▸ **REQUIREMENTS**
Report only how many lines hold the word "this".

***

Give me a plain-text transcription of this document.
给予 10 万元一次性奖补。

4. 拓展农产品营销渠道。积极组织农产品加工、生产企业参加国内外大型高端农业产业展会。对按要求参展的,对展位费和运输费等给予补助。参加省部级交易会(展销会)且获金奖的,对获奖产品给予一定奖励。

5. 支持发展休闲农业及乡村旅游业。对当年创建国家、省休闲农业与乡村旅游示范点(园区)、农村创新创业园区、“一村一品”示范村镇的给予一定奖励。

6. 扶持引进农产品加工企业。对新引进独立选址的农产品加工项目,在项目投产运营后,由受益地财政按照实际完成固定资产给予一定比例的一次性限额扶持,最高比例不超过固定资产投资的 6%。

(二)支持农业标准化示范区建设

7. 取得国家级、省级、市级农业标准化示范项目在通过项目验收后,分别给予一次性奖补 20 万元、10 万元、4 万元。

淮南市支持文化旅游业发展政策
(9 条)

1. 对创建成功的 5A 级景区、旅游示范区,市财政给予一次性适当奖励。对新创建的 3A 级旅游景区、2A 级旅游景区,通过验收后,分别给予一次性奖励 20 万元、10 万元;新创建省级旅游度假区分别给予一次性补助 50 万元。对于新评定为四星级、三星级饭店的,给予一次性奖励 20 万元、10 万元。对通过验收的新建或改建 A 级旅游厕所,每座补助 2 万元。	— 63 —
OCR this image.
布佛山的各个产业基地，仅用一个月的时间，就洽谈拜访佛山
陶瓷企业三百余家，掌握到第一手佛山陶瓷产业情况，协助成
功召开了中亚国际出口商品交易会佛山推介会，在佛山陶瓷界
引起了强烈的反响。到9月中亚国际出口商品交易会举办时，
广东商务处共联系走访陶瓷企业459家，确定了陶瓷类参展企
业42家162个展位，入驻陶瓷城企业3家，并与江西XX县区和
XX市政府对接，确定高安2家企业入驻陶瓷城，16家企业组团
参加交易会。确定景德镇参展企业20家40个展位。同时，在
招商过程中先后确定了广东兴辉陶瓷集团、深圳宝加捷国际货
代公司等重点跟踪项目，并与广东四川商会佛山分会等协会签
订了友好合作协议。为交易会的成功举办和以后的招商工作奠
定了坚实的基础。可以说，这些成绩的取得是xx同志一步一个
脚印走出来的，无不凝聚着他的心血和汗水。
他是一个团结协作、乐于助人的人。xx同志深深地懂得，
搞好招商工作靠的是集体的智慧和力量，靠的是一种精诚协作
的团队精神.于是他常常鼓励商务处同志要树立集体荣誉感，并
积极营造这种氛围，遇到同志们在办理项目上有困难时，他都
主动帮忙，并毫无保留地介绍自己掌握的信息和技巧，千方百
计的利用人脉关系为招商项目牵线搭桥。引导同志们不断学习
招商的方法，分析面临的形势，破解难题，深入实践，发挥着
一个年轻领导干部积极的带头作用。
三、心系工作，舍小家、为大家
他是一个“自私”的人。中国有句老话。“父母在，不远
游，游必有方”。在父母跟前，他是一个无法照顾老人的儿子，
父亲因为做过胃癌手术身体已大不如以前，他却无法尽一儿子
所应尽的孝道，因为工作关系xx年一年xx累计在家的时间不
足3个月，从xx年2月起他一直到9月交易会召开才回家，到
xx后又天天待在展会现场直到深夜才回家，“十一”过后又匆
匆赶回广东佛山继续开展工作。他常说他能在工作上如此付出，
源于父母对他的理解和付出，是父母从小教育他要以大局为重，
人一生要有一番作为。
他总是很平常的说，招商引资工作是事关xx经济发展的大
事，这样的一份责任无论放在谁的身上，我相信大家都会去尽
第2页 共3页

***

▸ **EXERCISE ANSWER**
2